Stored data -
########

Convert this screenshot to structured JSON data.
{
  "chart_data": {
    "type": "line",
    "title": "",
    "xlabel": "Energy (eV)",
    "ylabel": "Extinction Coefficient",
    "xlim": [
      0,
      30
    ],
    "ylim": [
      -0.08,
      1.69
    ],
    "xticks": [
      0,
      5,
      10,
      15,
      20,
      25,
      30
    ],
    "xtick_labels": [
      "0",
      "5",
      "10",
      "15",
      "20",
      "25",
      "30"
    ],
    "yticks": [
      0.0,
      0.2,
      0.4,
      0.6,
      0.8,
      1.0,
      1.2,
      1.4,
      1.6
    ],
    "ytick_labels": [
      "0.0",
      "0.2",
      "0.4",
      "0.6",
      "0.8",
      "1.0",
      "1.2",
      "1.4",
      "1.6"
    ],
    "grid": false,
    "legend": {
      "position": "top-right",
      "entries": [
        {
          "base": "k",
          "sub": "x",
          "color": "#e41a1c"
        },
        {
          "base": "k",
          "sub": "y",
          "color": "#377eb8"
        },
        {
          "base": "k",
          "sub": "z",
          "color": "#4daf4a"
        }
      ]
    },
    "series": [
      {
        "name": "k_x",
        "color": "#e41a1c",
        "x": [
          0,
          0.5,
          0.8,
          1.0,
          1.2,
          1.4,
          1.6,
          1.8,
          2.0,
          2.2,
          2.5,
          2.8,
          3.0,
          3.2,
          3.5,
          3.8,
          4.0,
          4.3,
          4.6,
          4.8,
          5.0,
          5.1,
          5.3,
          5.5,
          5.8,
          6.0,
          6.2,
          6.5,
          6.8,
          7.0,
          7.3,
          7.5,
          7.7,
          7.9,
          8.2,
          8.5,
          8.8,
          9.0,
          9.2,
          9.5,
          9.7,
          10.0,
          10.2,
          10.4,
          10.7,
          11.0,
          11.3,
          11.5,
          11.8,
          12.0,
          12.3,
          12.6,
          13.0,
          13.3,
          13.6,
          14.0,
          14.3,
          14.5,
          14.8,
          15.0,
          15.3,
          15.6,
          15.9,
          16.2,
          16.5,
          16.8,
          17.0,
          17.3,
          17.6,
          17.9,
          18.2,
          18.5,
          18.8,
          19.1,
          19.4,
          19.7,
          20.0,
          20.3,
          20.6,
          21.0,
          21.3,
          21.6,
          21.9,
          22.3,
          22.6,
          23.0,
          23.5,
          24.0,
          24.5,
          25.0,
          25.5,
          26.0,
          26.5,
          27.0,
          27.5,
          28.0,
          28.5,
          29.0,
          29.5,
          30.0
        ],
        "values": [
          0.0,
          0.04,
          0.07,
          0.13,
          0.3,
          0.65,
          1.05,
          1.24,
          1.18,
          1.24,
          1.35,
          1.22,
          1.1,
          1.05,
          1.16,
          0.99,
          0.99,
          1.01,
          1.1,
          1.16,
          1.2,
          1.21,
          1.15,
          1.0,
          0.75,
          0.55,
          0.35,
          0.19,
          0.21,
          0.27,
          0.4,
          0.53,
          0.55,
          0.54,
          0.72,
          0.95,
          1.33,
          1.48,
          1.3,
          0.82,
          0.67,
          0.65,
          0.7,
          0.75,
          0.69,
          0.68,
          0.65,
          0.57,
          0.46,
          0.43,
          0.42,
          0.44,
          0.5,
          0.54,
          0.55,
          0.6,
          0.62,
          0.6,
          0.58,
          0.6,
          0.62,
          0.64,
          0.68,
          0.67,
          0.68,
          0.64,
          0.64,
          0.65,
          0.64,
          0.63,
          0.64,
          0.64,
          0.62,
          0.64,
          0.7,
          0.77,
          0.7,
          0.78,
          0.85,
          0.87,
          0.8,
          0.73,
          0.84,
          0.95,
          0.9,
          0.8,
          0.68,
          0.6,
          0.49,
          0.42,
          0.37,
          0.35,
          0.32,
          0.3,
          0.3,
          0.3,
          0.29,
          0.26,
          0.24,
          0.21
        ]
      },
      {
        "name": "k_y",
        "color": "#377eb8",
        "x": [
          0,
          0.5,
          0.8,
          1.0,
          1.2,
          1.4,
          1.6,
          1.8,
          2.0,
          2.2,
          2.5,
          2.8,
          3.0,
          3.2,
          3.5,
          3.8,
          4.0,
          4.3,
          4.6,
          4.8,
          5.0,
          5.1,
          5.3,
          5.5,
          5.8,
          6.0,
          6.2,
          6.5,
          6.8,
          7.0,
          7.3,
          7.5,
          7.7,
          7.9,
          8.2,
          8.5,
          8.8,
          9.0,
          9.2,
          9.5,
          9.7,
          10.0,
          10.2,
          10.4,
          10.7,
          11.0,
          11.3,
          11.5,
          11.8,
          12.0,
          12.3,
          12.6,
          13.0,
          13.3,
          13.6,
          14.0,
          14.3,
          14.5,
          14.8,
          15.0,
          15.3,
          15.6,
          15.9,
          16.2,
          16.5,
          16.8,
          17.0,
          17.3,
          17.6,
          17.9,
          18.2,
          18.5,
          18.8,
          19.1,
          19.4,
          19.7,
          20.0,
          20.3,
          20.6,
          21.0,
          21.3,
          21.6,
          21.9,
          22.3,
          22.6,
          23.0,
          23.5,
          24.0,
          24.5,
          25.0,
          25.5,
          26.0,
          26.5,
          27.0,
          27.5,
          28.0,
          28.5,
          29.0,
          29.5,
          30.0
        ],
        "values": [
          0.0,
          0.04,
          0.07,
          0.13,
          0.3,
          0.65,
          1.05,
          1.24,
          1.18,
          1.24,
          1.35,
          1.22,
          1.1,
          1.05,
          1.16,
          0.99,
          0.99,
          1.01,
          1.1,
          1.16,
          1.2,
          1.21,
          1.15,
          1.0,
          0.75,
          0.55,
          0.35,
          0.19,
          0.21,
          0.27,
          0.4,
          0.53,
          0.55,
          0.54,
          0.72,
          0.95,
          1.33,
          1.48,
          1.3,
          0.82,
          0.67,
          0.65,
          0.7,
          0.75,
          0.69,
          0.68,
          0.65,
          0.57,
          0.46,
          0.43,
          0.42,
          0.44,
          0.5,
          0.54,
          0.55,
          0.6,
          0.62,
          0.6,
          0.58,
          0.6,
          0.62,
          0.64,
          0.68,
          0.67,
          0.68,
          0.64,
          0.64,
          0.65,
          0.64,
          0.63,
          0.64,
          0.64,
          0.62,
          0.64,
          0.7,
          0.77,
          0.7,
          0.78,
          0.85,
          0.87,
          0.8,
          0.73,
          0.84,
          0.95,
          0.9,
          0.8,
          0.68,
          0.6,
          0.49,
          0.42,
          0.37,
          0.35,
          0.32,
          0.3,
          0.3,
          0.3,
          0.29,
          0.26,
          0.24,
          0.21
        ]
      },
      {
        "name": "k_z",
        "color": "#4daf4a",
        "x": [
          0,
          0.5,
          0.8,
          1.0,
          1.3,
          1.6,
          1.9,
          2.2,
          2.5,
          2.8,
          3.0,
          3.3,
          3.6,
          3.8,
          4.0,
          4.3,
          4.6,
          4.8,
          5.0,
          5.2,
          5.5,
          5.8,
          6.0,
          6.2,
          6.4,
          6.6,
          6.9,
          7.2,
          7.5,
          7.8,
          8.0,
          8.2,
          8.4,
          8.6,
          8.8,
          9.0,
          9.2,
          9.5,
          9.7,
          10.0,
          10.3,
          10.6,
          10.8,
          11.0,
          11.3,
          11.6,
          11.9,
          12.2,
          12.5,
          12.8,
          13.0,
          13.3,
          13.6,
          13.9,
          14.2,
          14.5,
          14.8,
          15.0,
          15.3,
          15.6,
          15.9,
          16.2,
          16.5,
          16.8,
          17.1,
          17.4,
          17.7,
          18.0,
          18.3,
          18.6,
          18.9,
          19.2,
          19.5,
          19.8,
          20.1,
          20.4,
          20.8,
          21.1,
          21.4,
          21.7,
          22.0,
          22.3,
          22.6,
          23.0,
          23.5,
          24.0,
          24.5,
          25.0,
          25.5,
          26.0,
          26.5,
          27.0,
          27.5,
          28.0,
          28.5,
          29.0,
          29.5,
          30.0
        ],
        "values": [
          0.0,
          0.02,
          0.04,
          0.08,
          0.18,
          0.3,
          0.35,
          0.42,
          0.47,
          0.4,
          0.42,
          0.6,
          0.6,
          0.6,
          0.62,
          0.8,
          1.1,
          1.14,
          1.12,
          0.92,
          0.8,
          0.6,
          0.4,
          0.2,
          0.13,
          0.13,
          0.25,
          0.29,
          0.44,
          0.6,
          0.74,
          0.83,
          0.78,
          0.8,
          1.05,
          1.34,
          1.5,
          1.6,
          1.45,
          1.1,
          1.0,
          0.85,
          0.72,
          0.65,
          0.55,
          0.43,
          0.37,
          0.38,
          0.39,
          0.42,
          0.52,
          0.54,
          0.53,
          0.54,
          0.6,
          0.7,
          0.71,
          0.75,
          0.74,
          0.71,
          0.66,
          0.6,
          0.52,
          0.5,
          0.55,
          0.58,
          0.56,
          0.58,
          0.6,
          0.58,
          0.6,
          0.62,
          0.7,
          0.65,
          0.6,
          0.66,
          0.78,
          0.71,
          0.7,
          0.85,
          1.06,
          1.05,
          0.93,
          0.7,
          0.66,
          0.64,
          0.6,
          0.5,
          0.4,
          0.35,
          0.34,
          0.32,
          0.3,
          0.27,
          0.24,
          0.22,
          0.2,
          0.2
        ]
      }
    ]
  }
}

########

The exercise -
Return every line of the preceding records in which the word "color" appears.

The completed task -
          "color": "#e41a1c"
          "color": "#377eb8"
          "color": "#4daf4a"
        "color": "#e41a1c",
        "color": "#377eb8",
        "color": "#4daf4a",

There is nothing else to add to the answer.